Without the pictures, set down the records below word for word.
### Working data
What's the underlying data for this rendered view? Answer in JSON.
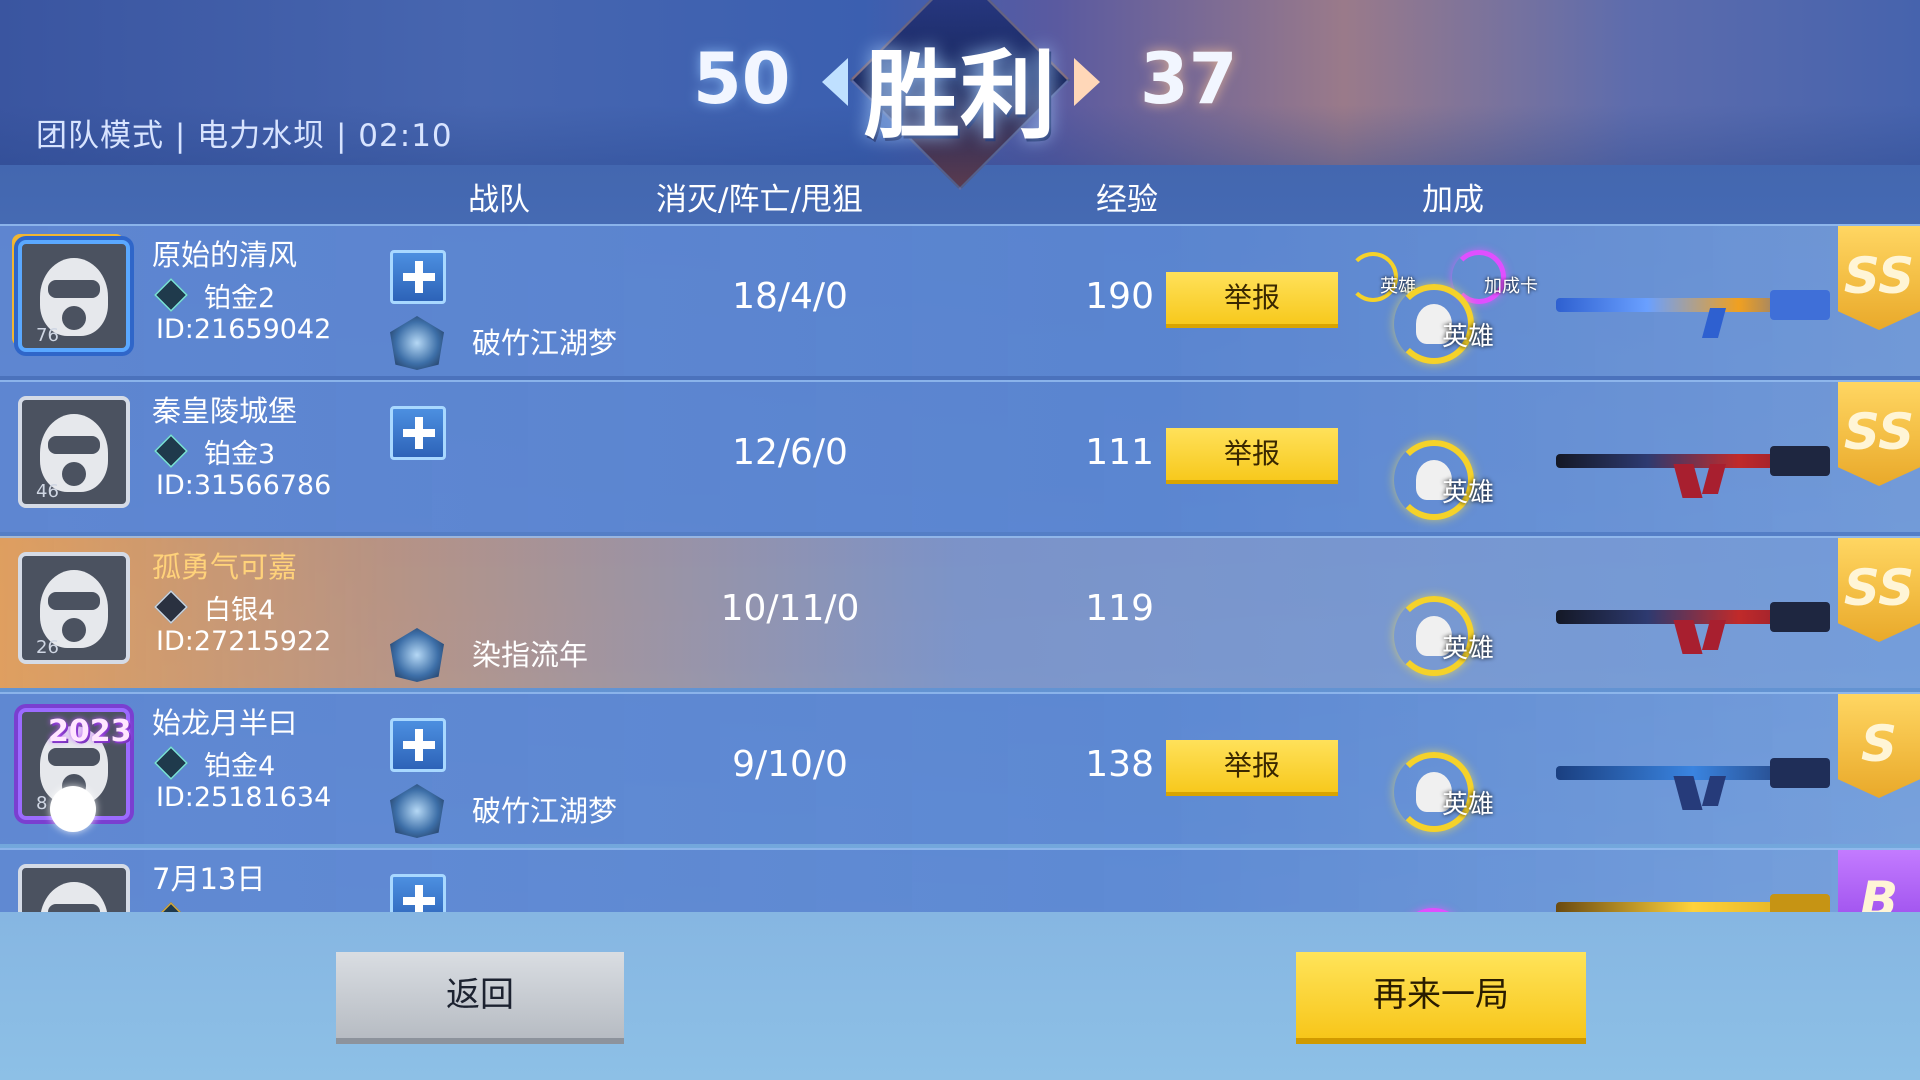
{
  "header": {
    "mode_info": "团队模式 | 电力水坝 | 02:10",
    "score_left": "50",
    "score_right": "37",
    "result": "胜利"
  },
  "columns": {
    "team": "战队",
    "kda": "消灭/阵亡/甩狙",
    "exp": "经验",
    "bonus": "加成"
  },
  "players": [
    {
      "name": "原始的清风",
      "rank": "铂金2",
      "id": "ID:21659042",
      "level": "76",
      "squad": "破竹江湖梦",
      "kda": "18/4/0",
      "exp": "190",
      "report": "举报",
      "bonus_label": "英雄",
      "small_bonus_label": "英雄",
      "card_label": "加成卡",
      "tier": "SS"
    },
    {
      "name": "秦皇陵城堡",
      "rank": "铂金3",
      "id": "ID:31566786",
      "level": "46",
      "squad": "",
      "kda": "12/6/0",
      "exp": "111",
      "report": "举报",
      "bonus_label": "英雄",
      "tier": "SS"
    },
    {
      "name": "孤勇气可嘉",
      "rank": "白银4",
      "id": "ID:27215922",
      "level": "26",
      "squad": "染指流年",
      "kda": "10/11/0",
      "exp": "119",
      "report": "",
      "bonus_label": "英雄",
      "tier": "SS"
    },
    {
      "name": "始龙月半曰",
      "rank": "铂金4",
      "id": "ID:25181634",
      "level": "8",
      "squad": "破竹江湖梦",
      "kda": "9/10/0",
      "exp": "138",
      "report": "举报",
      "bonus_label": "英雄",
      "tier": "S",
      "frame_tag": "2023"
    },
    {
      "name": "7月13日",
      "tier": "B"
    }
  ],
  "buttons": {
    "back": "返回",
    "again": "再来一局"
  },
  "colors": {
    "report_button": "#f7c91d",
    "bonus_ring": "#f5d22a",
    "card_ring": "#e04fff"
  }
}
######
* [Worked solution]:
What's the underlying data for this rendered view? Answer in JSON.
{
  "header": {
    "mode_info": "团队模式 | 电力水坝 | 02:10",
    "score_left": "50",
    "score_right": "37",
    "result": "胜利"
  },
  "columns": {
    "team": "战队",
    "kda": "消灭/阵亡/甩狙",
    "exp": "经验",
    "bonus": "加成"
  },
  "players": [
    {
      "name": "原始的清风",
      "rank": "铂金2",
      "id": "ID:21659042",
      "level": "76",
      "squad": "破竹江湖梦",
      "kda": "18/4/0",
      "exp": "190",
      "report": "举报",
      "bonus_label": "英雄",
      "small_bonus_label": "英雄",
      "card_label": "加成卡",
      "tier": "SS"
    },
    {
      "name": "秦皇陵城堡",
      "rank": "铂金3",
      "id": "ID:31566786",
      "level": "46",
      "squad": "",
      "kda": "12/6/0",
      "exp": "111",
      "report": "举报",
      "bonus_label": "英雄",
      "tier": "SS"
    },
    {
      "name": "孤勇气可嘉",
      "rank": "白银4",
      "id": "ID:27215922",
      "level": "26",
      "squad": "染指流年",
      "kda": "10/11/0",
      "exp": "119",
      "report": "",
      "bonus_label": "英雄",
      "tier": "SS"
    },
    {
      "name": "始龙月半曰",
      "rank": "铂金4",
      "id": "ID:25181634",
      "level": "8",
      "squad": "破竹江湖梦",
      "kda": "9/10/0",
      "exp": "138",
      "report": "举报",
      "bonus_label": "英雄",
      "tier": "S",
      "frame_tag": "2023"
    },
    {
      "name": "7月13日",
      "tier": "B"
    }
  ],
  "buttons": {
    "back": "返回",
    "again": "再来一局"
  },
  "colors": {
    "report_button": "#f7c91d",
    "bonus_ring": "#f5d22a",
    "card_ring": "#e04fff"
  }
}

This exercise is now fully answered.